# EXERCISE DESCRIPTION
Your answer should be a single number: the count of lines that include the word "JSON".

━━━━━ EXCERPTED RECORDS ━━━━━

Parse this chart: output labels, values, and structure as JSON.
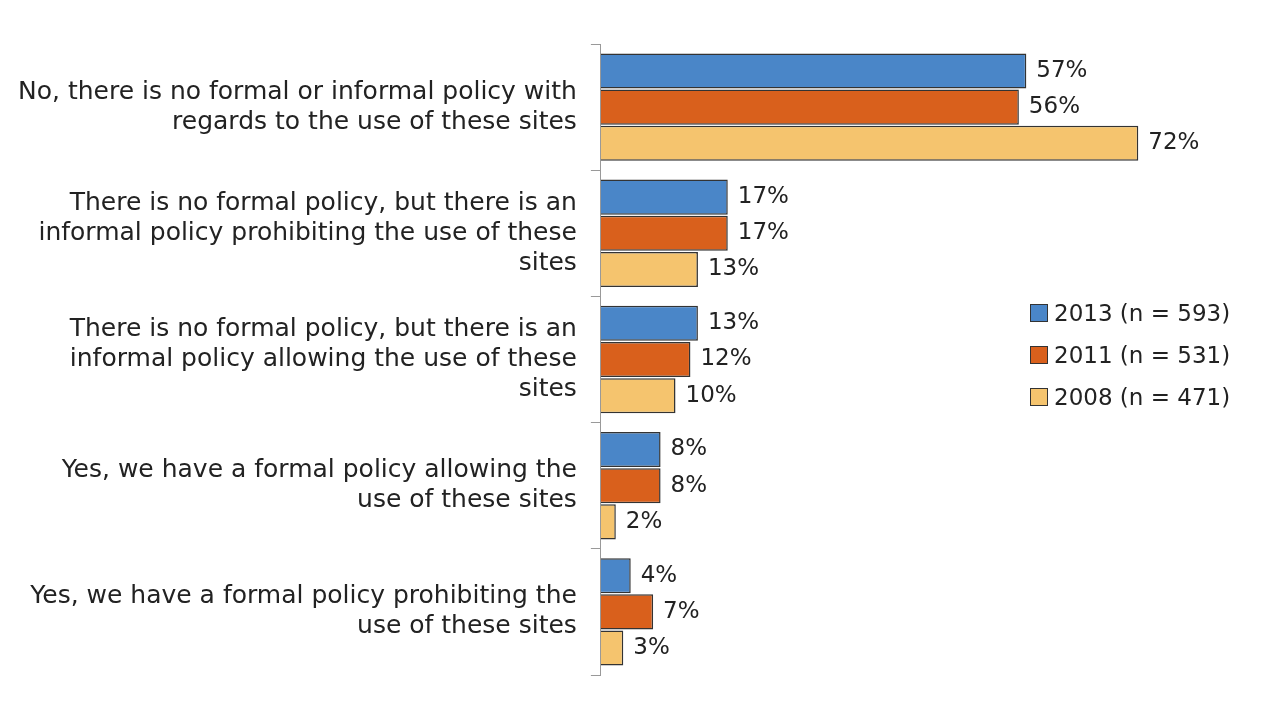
{
  "chart_data": {
    "type": "bar",
    "orientation": "horizontal",
    "categories": [
      "No, there is no formal or informal policy with regards to the use of these sites",
      "There is no formal policy, but there is an informal policy prohibiting the use of these sites",
      "There is no formal policy, but there is an informal policy allowing the use of these sites",
      "Yes, we have a formal policy allowing the use of these sites",
      "Yes, we have a formal policy prohibiting the use of these sites"
    ],
    "series": [
      {
        "name": "2013 (n = 593)",
        "color": "#4a86c8",
        "values": [
          57,
          17,
          13,
          8,
          4
        ],
        "value_labels": [
          "57%",
          "17%",
          "13%",
          "8%",
          "4%"
        ]
      },
      {
        "name": "2011 (n = 531)",
        "color": "#d9601c",
        "values": [
          56,
          17,
          12,
          8,
          7
        ],
        "value_labels": [
          "56%",
          "17%",
          "12%",
          "8%",
          "7%"
        ]
      },
      {
        "name": "2008 (n = 471)",
        "color": "#f5c46e",
        "values": [
          72,
          13,
          10,
          2,
          3
        ],
        "value_labels": [
          "72%",
          "13%",
          "10%",
          "2%",
          "3%"
        ]
      }
    ],
    "legend": "right",
    "grid": false
  }
}
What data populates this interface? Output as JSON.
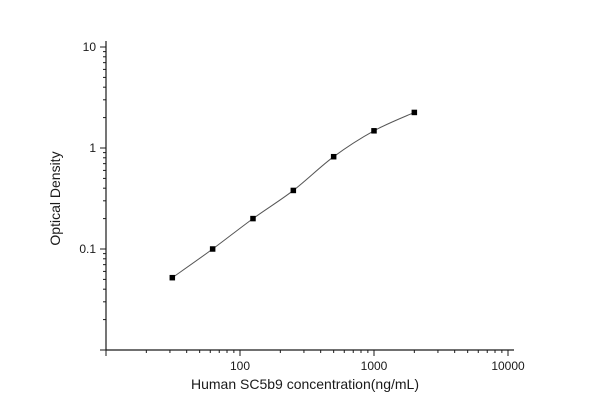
{
  "chart_data": {
    "type": "scatter",
    "title": "",
    "xlabel": "Human SC5b9 concentration(ng/mL)",
    "ylabel": "Optical Density",
    "xscale": "log",
    "yscale": "log",
    "xlim": [
      10,
      10000
    ],
    "ylim": [
      0.01,
      10
    ],
    "x_ticks": [
      {
        "value": 100,
        "label": "100"
      },
      {
        "value": 1000,
        "label": "1000"
      },
      {
        "value": 10000,
        "label": "10000"
      }
    ],
    "y_ticks": [
      {
        "value": 0.1,
        "label": "0.1"
      },
      {
        "value": 1,
        "label": "1"
      },
      {
        "value": 10,
        "label": "10"
      }
    ],
    "grid": false,
    "legend": "none",
    "colors": {
      "axis": "#1a1a1a",
      "marker": "#000000",
      "curve": "#555555"
    },
    "series": [
      {
        "marker": "square",
        "points": [
          {
            "x": 31.25,
            "y": 0.052
          },
          {
            "x": 62.5,
            "y": 0.1
          },
          {
            "x": 125,
            "y": 0.2
          },
          {
            "x": 250,
            "y": 0.38
          },
          {
            "x": 500,
            "y": 0.82
          },
          {
            "x": 1000,
            "y": 1.48
          },
          {
            "x": 2000,
            "y": 2.25
          }
        ]
      }
    ],
    "fit_curve": {
      "type": "4PL",
      "x_range": [
        31.25,
        2000
      ]
    }
  }
}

━━━━━

# OUTPUT BELOW
2